Supplied information:
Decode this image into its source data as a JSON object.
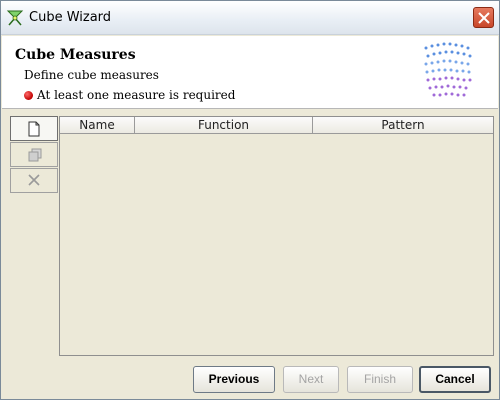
{
  "window": {
    "title": "Cube Wizard",
    "icons": {
      "app": "cube-wizard-icon",
      "close": "close-icon"
    }
  },
  "header": {
    "title": "Cube Measures",
    "description": "Define cube measures",
    "error_message": "At least one measure is required",
    "error_color": "#c00000",
    "logo": "cube-logo"
  },
  "toolbar": {
    "items": [
      {
        "icon": "new-document-icon",
        "state": "enabled"
      },
      {
        "icon": "copy-icon",
        "state": "disabled"
      },
      {
        "icon": "delete-icon",
        "state": "disabled"
      }
    ]
  },
  "table": {
    "columns": [
      "Name",
      "Function",
      "Pattern"
    ],
    "rows": []
  },
  "buttons": {
    "previous": "Previous",
    "next": "Next",
    "finish": "Finish",
    "cancel": "Cancel"
  }
}
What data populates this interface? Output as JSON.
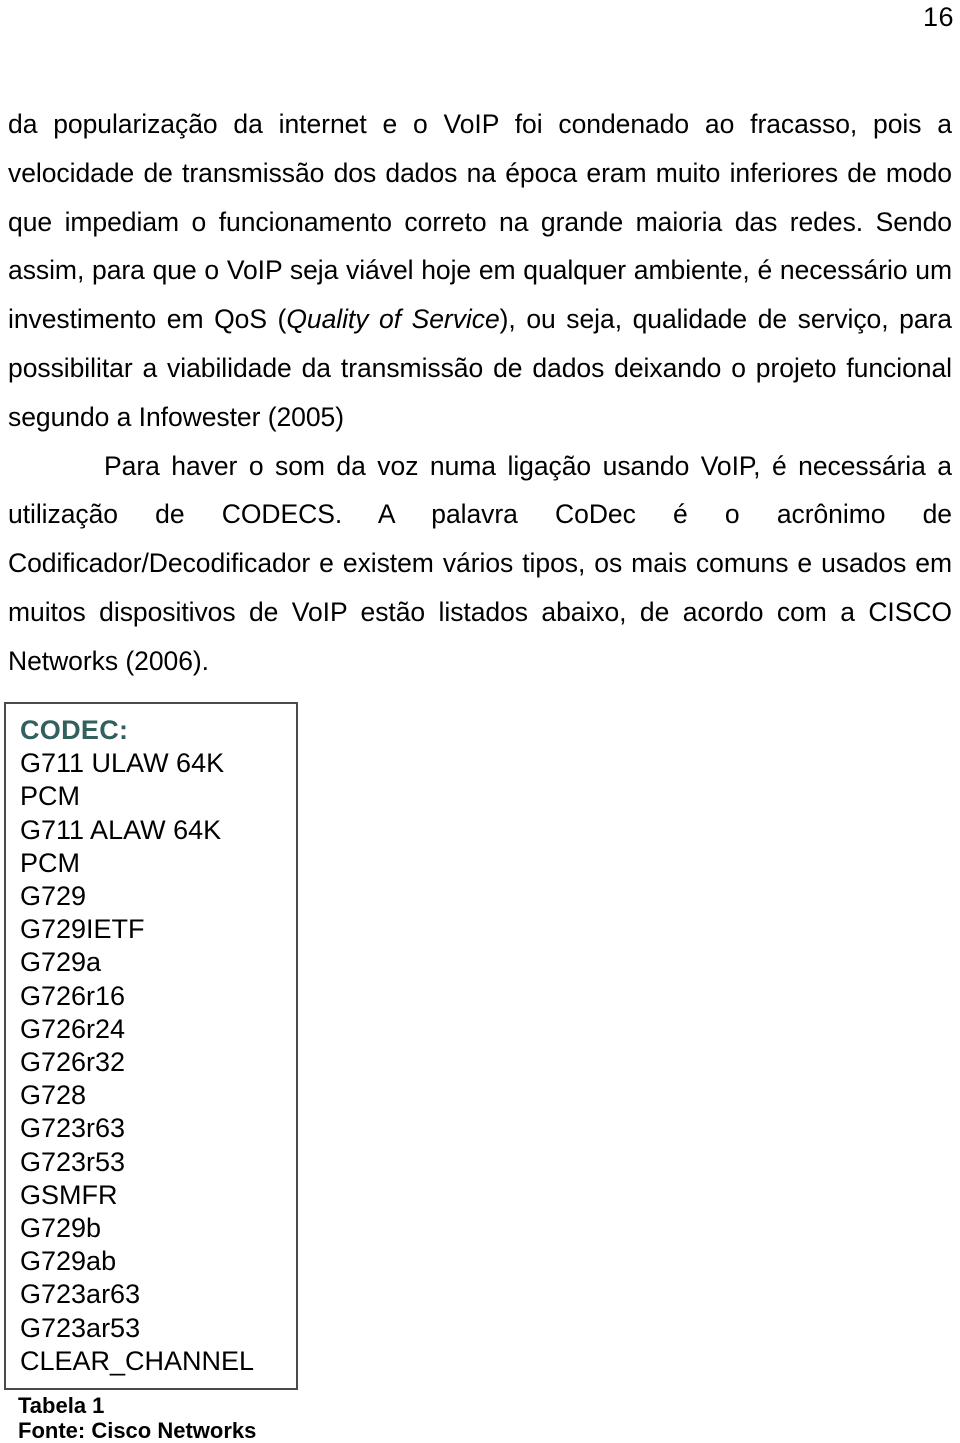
{
  "page": {
    "number": "16"
  },
  "body": {
    "paragraphs": [
      {
        "id": "p1",
        "indent": false,
        "runs": [
          {
            "text": "da popularização da internet e o VoIP foi condenado ao fracasso, pois a velocidade de transmissão dos dados na época eram muito inferiores de modo que impediam o funcionamento correto na grande maioria das redes. Sendo assim, para que o VoIP seja viável hoje em qualquer ambiente, é necessário um investimento em QoS (",
            "style": "normal"
          },
          {
            "text": "Quality of Service",
            "style": "italic"
          },
          {
            "text": "), ou seja, qualidade de serviço, para possibilitar a viabilidade da transmissão de dados deixando o projeto funcional segundo a Infowester (2005)",
            "style": "normal"
          }
        ],
        "plain": "da popularização da internet e o VoIP foi condenado ao fracasso, pois a velocidade de transmissão dos dados na época eram muito inferiores de modo que impediam o funcionamento correto na grande maioria das redes. Sendo assim, para que o VoIP seja viável hoje em qualquer ambiente, é necessário um investimento em QoS (Quality of Service), ou seja, qualidade de serviço, para possibilitar a viabilidade da transmissão de dados deixando o projeto funcional segundo a Infowester (2005)"
      },
      {
        "id": "p2",
        "indent": true,
        "plain": "Para haver o som da voz numa ligação usando VoIP, é necessária a utilização de CODECS. A palavra CoDec é o acrônimo de Codificador/Decodificador e existem vários tipos, os mais comuns e usados em muitos dispositivos de VoIP estão listados abaixo, de acordo com a CISCO Networks (2006)."
      }
    ]
  },
  "codec_table": {
    "heading": "CODEC:",
    "heading_color": "#31605e",
    "border_color": "#4a4a4a",
    "items": [
      "G711 ULAW 64K",
      "PCM",
      "G711 ALAW 64K",
      "PCM",
      "G729",
      "G729IETF",
      "G729a",
      "G726r16",
      "G726r24",
      "G726r32",
      "G728",
      "G723r63",
      "G723r53",
      "GSMFR",
      "G729b",
      "G729ab",
      "G723ar63",
      "G723ar53",
      "CLEAR_CHANNEL"
    ]
  },
  "caption": {
    "label": "Tabela 1",
    "source": "Fonte: Cisco Networks"
  }
}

To be done:
Restate each line of the records exactly; pictures do not belong in the copy.

Task solution:
Decode this image into its source data as a JSON object.
{
  "window": {
    "title": "Cube Wizard",
    "icons": {
      "app": "cube-wizard-icon",
      "close": "close-icon"
    }
  },
  "header": {
    "title": "Cube Measures",
    "description": "Define cube measures",
    "error_message": "At least one measure is required",
    "error_color": "#c00000",
    "logo": "cube-logo"
  },
  "toolbar": {
    "items": [
      {
        "icon": "new-document-icon",
        "state": "enabled"
      },
      {
        "icon": "copy-icon",
        "state": "disabled"
      },
      {
        "icon": "delete-icon",
        "state": "disabled"
      }
    ]
  },
  "table": {
    "columns": [
      "Name",
      "Function",
      "Pattern"
    ],
    "rows": []
  },
  "buttons": {
    "previous": "Previous",
    "next": "Next",
    "finish": "Finish",
    "cancel": "Cancel"
  }
}
What data populates this interface? Output as JSON.
{
  "page": {
    "number": "16"
  },
  "body": {
    "paragraphs": [
      {
        "id": "p1",
        "indent": false,
        "runs": [
          {
            "text": "da popularização da internet e o VoIP foi condenado ao fracasso, pois a velocidade de transmissão dos dados na época eram muito inferiores de modo que impediam o funcionamento correto na grande maioria das redes. Sendo assim, para que o VoIP seja viável hoje em qualquer ambiente, é necessário um investimento em QoS (",
            "style": "normal"
          },
          {
            "text": "Quality of Service",
            "style": "italic"
          },
          {
            "text": "), ou seja, qualidade de serviço, para possibilitar a viabilidade da transmissão de dados deixando o projeto funcional segundo a Infowester (2005)",
            "style": "normal"
          }
        ],
        "plain": "da popularização da internet e o VoIP foi condenado ao fracasso, pois a velocidade de transmissão dos dados na época eram muito inferiores de modo que impediam o funcionamento correto na grande maioria das redes. Sendo assim, para que o VoIP seja viável hoje em qualquer ambiente, é necessário um investimento em QoS (Quality of Service), ou seja, qualidade de serviço, para possibilitar a viabilidade da transmissão de dados deixando o projeto funcional segundo a Infowester (2005)"
      },
      {
        "id": "p2",
        "indent": true,
        "plain": "Para haver o som da voz numa ligação usando VoIP, é necessária a utilização de CODECS. A palavra CoDec é o acrônimo de Codificador/Decodificador e existem vários tipos, os mais comuns e usados em muitos dispositivos de VoIP estão listados abaixo, de acordo com a CISCO Networks (2006)."
      }
    ]
  },
  "codec_table": {
    "heading": "CODEC:",
    "heading_color": "#31605e",
    "border_color": "#4a4a4a",
    "items": [
      "G711 ULAW 64K",
      "PCM",
      "G711 ALAW 64K",
      "PCM",
      "G729",
      "G729IETF",
      "G729a",
      "G726r16",
      "G726r24",
      "G726r32",
      "G728",
      "G723r63",
      "G723r53",
      "GSMFR",
      "G729b",
      "G729ab",
      "G723ar63",
      "G723ar53",
      "CLEAR_CHANNEL"
    ]
  },
  "caption": {
    "label": "Tabela 1",
    "source": "Fonte: Cisco Networks"
  }
}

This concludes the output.